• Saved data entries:
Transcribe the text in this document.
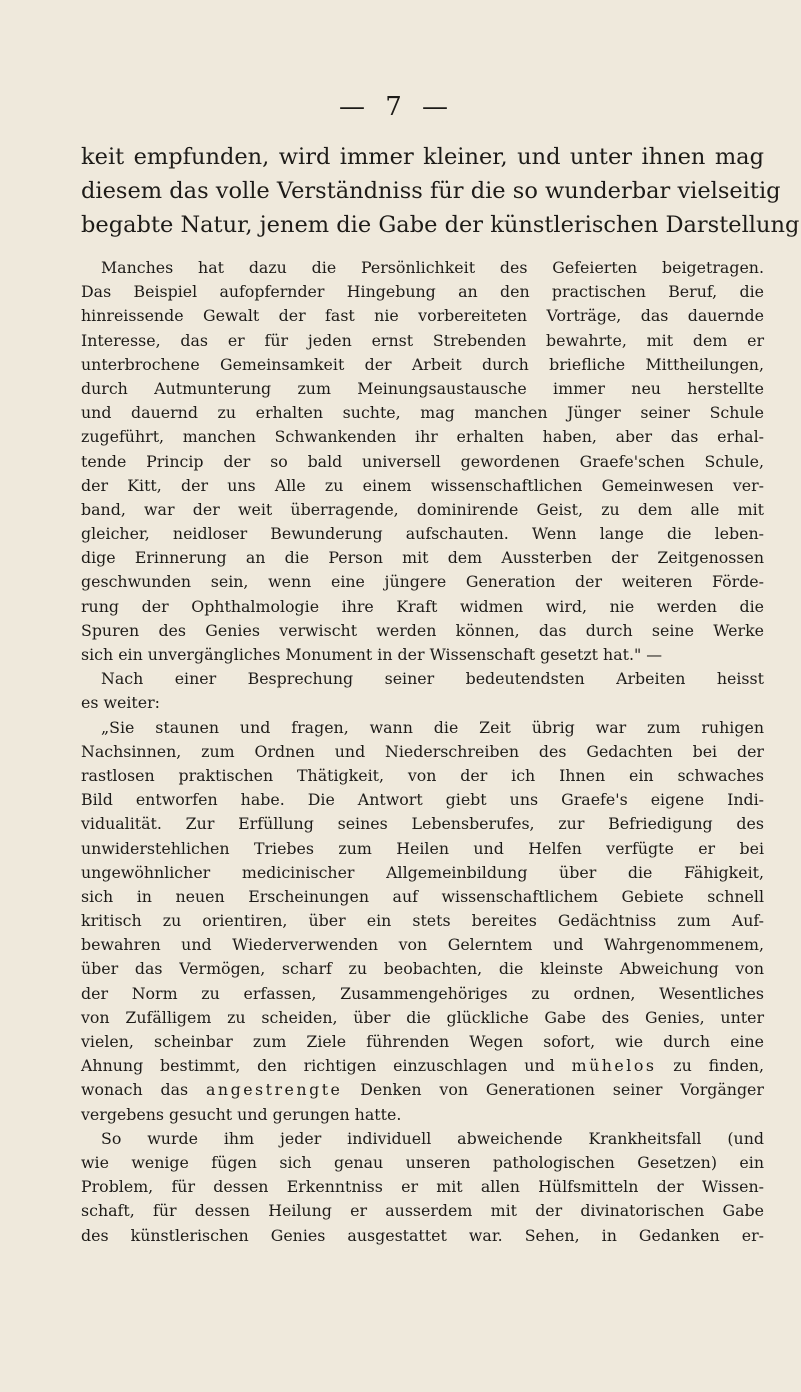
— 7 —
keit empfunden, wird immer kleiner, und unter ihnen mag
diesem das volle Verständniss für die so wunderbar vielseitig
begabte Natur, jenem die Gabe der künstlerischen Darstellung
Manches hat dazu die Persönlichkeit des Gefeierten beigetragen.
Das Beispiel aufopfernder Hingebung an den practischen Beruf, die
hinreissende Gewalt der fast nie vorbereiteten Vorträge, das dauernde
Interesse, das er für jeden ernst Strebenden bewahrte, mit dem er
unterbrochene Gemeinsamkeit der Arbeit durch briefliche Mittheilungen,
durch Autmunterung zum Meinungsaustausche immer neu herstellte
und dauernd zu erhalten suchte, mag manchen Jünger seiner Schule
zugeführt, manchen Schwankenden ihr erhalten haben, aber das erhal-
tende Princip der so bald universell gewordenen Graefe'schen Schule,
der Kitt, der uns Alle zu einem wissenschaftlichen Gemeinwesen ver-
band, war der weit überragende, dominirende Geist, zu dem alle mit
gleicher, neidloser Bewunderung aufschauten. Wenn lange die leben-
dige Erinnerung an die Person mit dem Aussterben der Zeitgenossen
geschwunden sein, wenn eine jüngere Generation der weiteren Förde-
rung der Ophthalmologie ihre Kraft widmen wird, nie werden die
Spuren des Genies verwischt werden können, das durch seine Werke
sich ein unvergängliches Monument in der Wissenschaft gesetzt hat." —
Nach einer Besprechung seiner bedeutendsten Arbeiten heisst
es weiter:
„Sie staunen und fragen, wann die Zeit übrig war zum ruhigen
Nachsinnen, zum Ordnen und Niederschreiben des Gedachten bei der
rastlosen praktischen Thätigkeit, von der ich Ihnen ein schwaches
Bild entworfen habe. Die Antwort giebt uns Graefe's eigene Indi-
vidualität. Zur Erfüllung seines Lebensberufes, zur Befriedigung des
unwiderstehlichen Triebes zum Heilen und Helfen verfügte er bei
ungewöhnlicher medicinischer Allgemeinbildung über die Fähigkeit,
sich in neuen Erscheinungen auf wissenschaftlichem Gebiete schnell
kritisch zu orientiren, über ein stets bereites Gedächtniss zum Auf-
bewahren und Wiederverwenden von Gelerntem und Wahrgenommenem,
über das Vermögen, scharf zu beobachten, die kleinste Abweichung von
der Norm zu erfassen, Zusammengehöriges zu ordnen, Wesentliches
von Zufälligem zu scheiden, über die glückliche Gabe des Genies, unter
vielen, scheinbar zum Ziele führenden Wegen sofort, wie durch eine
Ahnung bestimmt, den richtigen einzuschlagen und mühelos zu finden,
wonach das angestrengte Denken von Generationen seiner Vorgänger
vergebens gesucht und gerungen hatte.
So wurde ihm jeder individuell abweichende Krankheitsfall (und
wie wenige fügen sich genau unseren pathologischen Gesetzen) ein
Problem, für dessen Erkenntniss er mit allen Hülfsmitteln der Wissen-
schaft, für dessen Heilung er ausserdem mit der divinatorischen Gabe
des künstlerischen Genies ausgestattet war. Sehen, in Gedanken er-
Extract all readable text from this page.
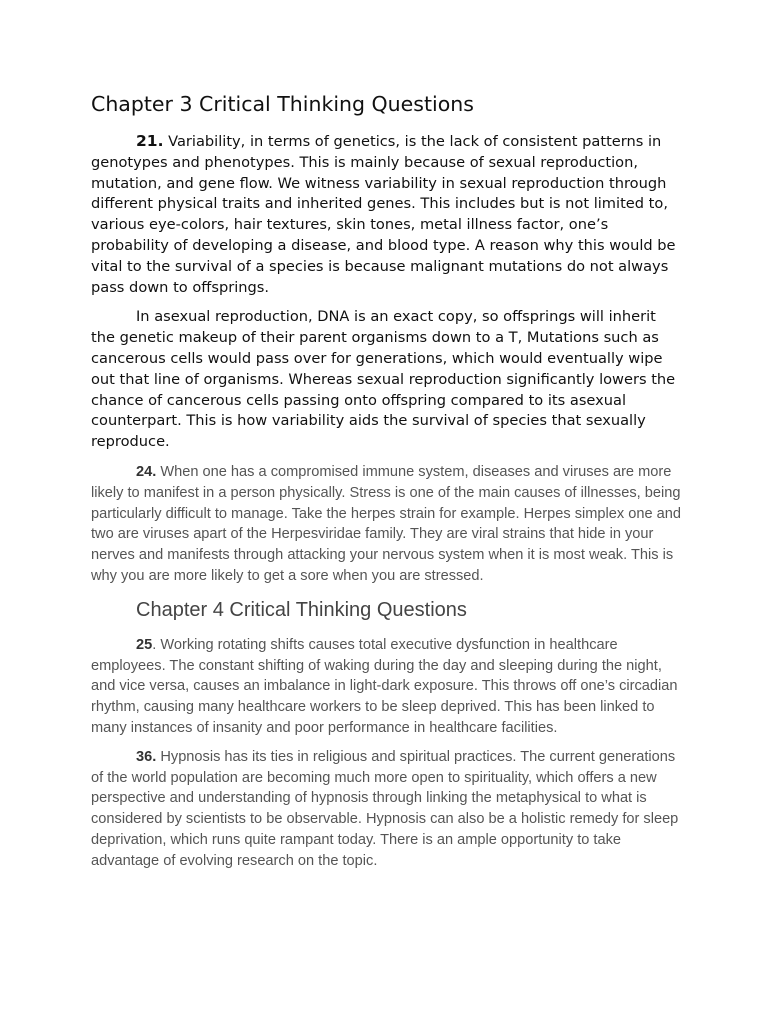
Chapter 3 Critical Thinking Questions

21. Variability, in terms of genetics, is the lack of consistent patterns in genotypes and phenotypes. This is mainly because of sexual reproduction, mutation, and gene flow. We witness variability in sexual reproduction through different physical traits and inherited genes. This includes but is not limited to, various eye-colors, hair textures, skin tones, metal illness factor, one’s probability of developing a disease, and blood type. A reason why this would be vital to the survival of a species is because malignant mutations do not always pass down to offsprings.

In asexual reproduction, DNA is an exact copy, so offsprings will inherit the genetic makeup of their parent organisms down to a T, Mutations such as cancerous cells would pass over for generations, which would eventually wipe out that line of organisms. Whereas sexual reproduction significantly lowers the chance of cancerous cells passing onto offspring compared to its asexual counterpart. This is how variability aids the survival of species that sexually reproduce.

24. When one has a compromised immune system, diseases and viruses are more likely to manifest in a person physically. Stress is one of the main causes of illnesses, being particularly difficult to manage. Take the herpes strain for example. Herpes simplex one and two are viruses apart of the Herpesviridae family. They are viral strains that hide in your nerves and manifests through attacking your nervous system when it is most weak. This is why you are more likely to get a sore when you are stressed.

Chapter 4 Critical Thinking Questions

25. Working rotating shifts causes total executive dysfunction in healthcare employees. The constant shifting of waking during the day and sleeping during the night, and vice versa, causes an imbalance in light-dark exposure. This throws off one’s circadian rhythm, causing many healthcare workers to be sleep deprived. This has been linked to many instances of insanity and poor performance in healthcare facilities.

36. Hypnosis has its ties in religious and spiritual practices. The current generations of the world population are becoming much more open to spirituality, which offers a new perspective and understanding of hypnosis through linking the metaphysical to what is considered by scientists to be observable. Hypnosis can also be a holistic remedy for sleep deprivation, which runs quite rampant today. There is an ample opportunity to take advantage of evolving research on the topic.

• ABOUT THIS EXERCISE: If pictures appear in the data, do not print them; repeat the rest exactly.

• ANSWER SPACE:
Transcribe the text in this document.
— 7 —
keit empfunden, wird immer kleiner, und unter ihnen mag
diesem das volle Verständniss für die so wunderbar vielseitig
begabte Natur, jenem die Gabe der künstlerischen Darstellung
Manches hat dazu die Persönlichkeit des Gefeierten beigetragen.
Das Beispiel aufopfernder Hingebung an den practischen Beruf, die
hinreissende Gewalt der fast nie vorbereiteten Vorträge, das dauernde
Interesse, das er für jeden ernst Strebenden bewahrte, mit dem er
unterbrochene Gemeinsamkeit der Arbeit durch briefliche Mittheilungen,
durch Autmunterung zum Meinungsaustausche immer neu herstellte
und dauernd zu erhalten suchte, mag manchen Jünger seiner Schule
zugeführt, manchen Schwankenden ihr erhalten haben, aber das erhal-
tende Princip der so bald universell gewordenen Graefe'schen Schule,
der Kitt, der uns Alle zu einem wissenschaftlichen Gemeinwesen ver-
band, war der weit überragende, dominirende Geist, zu dem alle mit
gleicher, neidloser Bewunderung aufschauten. Wenn lange die leben-
dige Erinnerung an die Person mit dem Aussterben der Zeitgenossen
geschwunden sein, wenn eine jüngere Generation der weiteren Förde-
rung der Ophthalmologie ihre Kraft widmen wird, nie werden die
Spuren des Genies verwischt werden können, das durch seine Werke
sich ein unvergängliches Monument in der Wissenschaft gesetzt hat." —
Nach einer Besprechung seiner bedeutendsten Arbeiten heisst
es weiter:
„Sie staunen und fragen, wann die Zeit übrig war zum ruhigen
Nachsinnen, zum Ordnen und Niederschreiben des Gedachten bei der
rastlosen praktischen Thätigkeit, von der ich Ihnen ein schwaches
Bild entworfen habe. Die Antwort giebt uns Graefe's eigene Indi-
vidualität. Zur Erfüllung seines Lebensberufes, zur Befriedigung des
unwiderstehlichen Triebes zum Heilen und Helfen verfügte er bei
ungewöhnlicher medicinischer Allgemeinbildung über die Fähigkeit,
sich in neuen Erscheinungen auf wissenschaftlichem Gebiete schnell
kritisch zu orientiren, über ein stets bereites Gedächtniss zum Auf-
bewahren und Wiederverwenden von Gelerntem und Wahrgenommenem,
über das Vermögen, scharf zu beobachten, die kleinste Abweichung von
der Norm zu erfassen, Zusammengehöriges zu ordnen, Wesentliches
von Zufälligem zu scheiden, über die glückliche Gabe des Genies, unter
vielen, scheinbar zum Ziele führenden Wegen sofort, wie durch eine
Ahnung bestimmt, den richtigen einzuschlagen und mühelos zu finden,
wonach das angestrengte Denken von Generationen seiner Vorgänger
vergebens gesucht und gerungen hatte.
So wurde ihm jeder individuell abweichende Krankheitsfall (und
wie wenige fügen sich genau unseren pathologischen Gesetzen) ein
Problem, für dessen Erkenntniss er mit allen Hülfsmitteln der Wissen-
schaft, für dessen Heilung er ausserdem mit der divinatorischen Gabe
des künstlerischen Genies ausgestattet war. Sehen, in Gedanken er-
Extract all readable text from this page.
Chapter 3 Critical Thinking Questions

21. Variability, in terms of genetics, is the lack of consistent patterns in genotypes and phenotypes. This is mainly because of sexual reproduction, mutation, and gene flow. We witness variability in sexual reproduction through different physical traits and inherited genes. This includes but is not limited to, various eye-colors, hair textures, skin tones, metal illness factor, one’s probability of developing a disease, and blood type. A reason why this would be vital to the survival of a species is because malignant mutations do not always pass down to offsprings.

In asexual reproduction, DNA is an exact copy, so offsprings will inherit the genetic makeup of their parent organisms down to a T, Mutations such as cancerous cells would pass over for generations, which would eventually wipe out that line of organisms. Whereas sexual reproduction significantly lowers the chance of cancerous cells passing onto offspring compared to its asexual counterpart. This is how variability aids the survival of species that sexually reproduce.

24. When one has a compromised immune system, diseases and viruses are more likely to manifest in a person physically. Stress is one of the main causes of illnesses, being particularly difficult to manage. Take the herpes strain for example. Herpes simplex one and two are viruses apart of the Herpesviridae family. They are viral strains that hide in your nerves and manifests through attacking your nervous system when it is most weak. This is why you are more likely to get a sore when you are stressed.

Chapter 4 Critical Thinking Questions

25. Working rotating shifts causes total executive dysfunction in healthcare employees. The constant shifting of waking during the day and sleeping during the night, and vice versa, causes an imbalance in light-dark exposure. This throws off one’s circadian rhythm, causing many healthcare workers to be sleep deprived. This has been linked to many instances of insanity and poor performance in healthcare facilities.

36. Hypnosis has its ties in religious and spiritual practices. The current generations of the world population are becoming much more open to spirituality, which offers a new perspective and understanding of hypnosis through linking the metaphysical to what is considered by scientists to be observable. Hypnosis can also be a holistic remedy for sleep deprivation, which runs quite rampant today. There is an ample opportunity to take advantage of evolving research on the topic.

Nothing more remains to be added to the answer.